| Task details |
Your task is to tally the lines of the listing containing the word "created" and report the figure alone.

| Exercise data |

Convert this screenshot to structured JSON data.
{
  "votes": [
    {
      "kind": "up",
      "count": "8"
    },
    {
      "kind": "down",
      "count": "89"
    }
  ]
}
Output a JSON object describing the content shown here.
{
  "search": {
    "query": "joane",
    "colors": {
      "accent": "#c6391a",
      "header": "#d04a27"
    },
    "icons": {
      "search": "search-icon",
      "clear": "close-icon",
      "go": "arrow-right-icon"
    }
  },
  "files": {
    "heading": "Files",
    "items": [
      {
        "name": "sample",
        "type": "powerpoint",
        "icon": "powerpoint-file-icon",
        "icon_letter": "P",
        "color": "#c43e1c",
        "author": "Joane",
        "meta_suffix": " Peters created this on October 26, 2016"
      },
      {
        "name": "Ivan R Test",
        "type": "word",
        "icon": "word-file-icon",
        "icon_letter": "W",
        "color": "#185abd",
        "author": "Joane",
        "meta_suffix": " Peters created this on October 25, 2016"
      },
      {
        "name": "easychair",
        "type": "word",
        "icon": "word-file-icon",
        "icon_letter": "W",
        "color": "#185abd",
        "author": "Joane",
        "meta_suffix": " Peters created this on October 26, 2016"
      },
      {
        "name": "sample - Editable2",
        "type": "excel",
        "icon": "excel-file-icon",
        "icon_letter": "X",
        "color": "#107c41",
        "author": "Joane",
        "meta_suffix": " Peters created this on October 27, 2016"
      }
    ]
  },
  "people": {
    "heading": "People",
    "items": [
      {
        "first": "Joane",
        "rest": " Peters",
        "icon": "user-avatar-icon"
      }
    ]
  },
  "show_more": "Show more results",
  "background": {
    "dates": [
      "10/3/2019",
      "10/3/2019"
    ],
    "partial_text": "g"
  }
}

| Task output |
4